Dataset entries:

::::

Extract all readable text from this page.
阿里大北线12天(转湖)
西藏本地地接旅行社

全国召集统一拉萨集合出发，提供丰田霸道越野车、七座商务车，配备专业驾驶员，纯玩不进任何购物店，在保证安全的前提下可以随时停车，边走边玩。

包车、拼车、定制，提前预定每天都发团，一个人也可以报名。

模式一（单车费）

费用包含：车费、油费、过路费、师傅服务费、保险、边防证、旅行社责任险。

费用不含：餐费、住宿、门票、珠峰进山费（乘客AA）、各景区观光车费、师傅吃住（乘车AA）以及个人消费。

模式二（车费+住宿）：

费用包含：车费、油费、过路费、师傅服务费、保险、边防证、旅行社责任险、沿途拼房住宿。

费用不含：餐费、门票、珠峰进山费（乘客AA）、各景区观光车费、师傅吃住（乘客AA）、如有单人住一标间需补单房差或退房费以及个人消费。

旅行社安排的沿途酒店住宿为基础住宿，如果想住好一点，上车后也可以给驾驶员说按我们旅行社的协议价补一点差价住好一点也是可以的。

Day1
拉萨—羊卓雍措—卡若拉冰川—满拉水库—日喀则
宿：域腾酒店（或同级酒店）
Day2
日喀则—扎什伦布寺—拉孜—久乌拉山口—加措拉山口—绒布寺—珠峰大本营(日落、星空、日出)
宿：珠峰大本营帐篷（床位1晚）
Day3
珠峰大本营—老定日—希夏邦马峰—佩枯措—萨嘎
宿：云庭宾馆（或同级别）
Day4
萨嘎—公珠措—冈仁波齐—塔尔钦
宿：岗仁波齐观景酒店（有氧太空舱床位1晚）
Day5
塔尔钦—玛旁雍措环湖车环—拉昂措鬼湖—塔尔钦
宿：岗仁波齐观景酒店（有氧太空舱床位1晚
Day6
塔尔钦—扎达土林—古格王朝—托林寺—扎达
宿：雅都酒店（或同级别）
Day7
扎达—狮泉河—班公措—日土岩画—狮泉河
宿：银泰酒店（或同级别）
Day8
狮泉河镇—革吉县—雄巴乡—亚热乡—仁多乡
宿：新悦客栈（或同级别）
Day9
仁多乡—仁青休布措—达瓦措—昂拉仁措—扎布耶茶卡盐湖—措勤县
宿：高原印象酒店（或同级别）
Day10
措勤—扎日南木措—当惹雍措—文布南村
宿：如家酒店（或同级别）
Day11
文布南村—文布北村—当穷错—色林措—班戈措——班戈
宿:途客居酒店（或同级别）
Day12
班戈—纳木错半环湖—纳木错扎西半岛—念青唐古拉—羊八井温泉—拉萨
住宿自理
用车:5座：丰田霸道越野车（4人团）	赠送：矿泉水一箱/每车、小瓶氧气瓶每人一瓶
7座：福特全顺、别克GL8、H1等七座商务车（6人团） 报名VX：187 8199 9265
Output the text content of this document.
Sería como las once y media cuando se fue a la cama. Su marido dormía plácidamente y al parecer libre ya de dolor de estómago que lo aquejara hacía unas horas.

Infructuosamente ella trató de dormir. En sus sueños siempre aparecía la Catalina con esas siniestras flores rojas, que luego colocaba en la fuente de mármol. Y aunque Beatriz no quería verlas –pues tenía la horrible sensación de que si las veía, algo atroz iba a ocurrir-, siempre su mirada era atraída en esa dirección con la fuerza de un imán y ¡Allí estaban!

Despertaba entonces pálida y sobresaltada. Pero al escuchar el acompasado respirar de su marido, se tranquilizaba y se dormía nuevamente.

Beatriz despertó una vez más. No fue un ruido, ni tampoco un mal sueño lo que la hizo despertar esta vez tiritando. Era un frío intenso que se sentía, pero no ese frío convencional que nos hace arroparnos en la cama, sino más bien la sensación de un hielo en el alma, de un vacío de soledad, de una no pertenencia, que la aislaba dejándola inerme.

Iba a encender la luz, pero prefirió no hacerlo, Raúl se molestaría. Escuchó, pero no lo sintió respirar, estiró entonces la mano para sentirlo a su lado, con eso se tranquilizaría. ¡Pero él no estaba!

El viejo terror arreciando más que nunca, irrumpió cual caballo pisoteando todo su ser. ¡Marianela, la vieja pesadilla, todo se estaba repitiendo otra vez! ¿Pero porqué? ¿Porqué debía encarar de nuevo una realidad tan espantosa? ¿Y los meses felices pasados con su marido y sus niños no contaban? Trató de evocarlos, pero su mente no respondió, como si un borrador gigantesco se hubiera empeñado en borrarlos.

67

::::

**Exercise objective**. Tally how many lines of the material contain the word "this". The answer must be the number and nothing else.

**Response below**. 2